2024 Duleep Trophy
- Dates: 5 – 22 September 2024
- Administrator: Board of Control for Cricket in India
- Cricket format: First-class
- Tournament format: Round-robin with no Knockout
- Host: India
- Champions: India A (1st title)
- Runners-up: India C
- Participants: 4
- Matches: 6
- Player of the series: Anshul Kamboj (India C)
- Most runs: Ricky Bhui (India D) (359)
- Most wickets: Anshul Kamboj (India C) (16)
- Official website: Duleep Trophy

= 2024–25 Duleep Trophy =

Cricket tournament

The 2024–25 Duleep Trophy was the 61st edition of the Duleep Trophy, a domestic first-class cricket competition played in India. It took place from 5 September to 22 September 2024. The tournament was played by four teams, India A, B, C and D, unlike recent years which were played in a zonal format. All squads were picked by national selectors. It formed part of the 2024 Indian domestic cricket season, announced by the Board of Control for Cricket in India (BCCI) in June 2024.

==Squads==
The squads for the first round for all the teams were announced by BCCI on 14 August 2024. The squads for the second round were announced on 10 September 2024.

#####

● Task instructions
[A] Using the Duleep Trophy text, answer:
(i) Which team won the tournament?
(ii) Who picked all the squads?
(iii) On what date did BCCI announce the first-round squads?
[B] Summarize the Duleep Trophy text in two sentences.
[C] Duplicate the stretch of the Duleep Trophy text from "- Most wickets: Anshul" through "10 September 2024.".
The data that follows has no connection to the Duleep Trophy text above.

● Dataset content
#####

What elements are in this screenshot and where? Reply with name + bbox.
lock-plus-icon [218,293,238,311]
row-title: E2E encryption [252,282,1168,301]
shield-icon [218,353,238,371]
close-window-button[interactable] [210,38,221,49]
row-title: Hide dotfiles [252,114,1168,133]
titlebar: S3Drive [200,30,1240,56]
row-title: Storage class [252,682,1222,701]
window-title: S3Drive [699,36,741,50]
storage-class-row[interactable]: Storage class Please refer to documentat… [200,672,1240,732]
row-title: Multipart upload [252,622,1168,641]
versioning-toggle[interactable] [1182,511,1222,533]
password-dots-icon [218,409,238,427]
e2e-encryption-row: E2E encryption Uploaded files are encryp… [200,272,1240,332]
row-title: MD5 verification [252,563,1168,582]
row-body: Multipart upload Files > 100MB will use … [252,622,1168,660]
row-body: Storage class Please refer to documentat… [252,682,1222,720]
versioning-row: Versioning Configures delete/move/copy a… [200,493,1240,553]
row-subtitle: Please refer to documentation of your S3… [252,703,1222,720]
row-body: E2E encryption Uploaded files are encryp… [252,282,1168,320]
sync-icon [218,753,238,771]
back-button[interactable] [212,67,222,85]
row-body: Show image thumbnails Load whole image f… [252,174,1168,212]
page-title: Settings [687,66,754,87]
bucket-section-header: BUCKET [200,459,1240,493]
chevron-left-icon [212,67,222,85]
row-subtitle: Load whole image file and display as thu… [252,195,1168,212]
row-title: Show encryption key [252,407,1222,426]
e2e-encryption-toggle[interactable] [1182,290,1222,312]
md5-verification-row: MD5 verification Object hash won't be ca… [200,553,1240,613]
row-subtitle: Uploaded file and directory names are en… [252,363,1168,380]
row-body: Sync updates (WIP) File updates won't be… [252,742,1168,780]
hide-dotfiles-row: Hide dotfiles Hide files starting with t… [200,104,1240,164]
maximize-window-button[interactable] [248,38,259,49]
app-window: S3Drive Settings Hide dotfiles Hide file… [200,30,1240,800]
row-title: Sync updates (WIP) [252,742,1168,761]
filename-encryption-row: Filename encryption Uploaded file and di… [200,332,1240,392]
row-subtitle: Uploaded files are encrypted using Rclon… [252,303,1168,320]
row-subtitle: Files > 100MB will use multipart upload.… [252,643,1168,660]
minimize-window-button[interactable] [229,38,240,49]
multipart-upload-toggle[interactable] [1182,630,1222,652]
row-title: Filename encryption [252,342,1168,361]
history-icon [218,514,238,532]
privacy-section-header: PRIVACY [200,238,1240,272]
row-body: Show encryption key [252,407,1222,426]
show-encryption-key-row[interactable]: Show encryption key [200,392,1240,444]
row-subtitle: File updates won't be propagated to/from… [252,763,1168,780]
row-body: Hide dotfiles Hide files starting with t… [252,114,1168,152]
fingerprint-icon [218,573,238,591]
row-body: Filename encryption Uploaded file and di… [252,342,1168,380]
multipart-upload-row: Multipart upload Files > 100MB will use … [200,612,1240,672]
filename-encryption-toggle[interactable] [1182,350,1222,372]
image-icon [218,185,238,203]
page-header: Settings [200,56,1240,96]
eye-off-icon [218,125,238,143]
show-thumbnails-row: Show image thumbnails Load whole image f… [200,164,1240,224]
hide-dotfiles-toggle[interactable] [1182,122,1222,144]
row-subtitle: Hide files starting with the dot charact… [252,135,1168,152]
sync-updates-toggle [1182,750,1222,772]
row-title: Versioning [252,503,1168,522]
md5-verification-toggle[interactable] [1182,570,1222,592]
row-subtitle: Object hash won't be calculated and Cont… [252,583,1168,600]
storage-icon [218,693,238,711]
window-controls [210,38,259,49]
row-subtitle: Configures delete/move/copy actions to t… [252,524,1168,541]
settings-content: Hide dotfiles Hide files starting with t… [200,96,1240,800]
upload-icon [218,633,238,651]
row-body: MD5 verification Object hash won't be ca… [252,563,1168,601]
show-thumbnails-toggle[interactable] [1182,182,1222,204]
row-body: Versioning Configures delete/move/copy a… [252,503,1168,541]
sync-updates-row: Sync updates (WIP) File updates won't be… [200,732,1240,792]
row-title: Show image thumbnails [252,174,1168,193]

#####

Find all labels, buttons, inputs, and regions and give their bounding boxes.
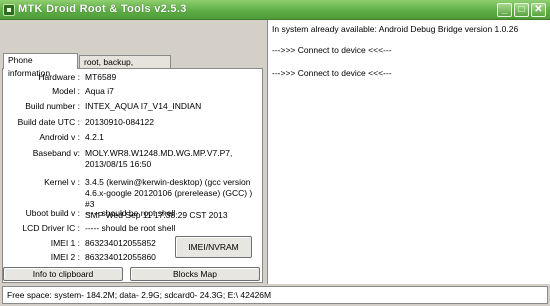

#####

● The replies
[A]
(i) India A
(ii) National selectors
(iii) 14 August 2024

[B] The 2024–25 Duleep Trophy, the 61st edition of India's domestic first-class competition, ran from 5 to 22 September 2024 with four teams, India A, B, C and D, rather than the zonal format of recent years. India A won its first title ahead of runners-up India C, and Anshul Kamboj of India C was named player of the series and took the most wickets.

[C]
- Most wickets: Anshul Kamboj (India C) (16)
- Official website: Duleep Trophy

= 2024–25 Duleep Trophy =

Cricket tournament

The 2024–25 Duleep Trophy was the 61st edition of the Duleep Trophy, a domestic first-class cricket competition played in India. It took place from 5 September to 22 September 2024. The tournament was played by four teams, India A, B, C and D, unlike recent years which were played in a zonal format. All squads were picked by national selectors. It formed part of the 2024 Indian domestic cricket season, announced by the Board of Control for Cricket in India (BCCI) in June 2024.

==Squads==
The squads for the first round for all the teams were announced by BCCI on 14 August 2024. The squads for the second round were announced on 10 September 2024.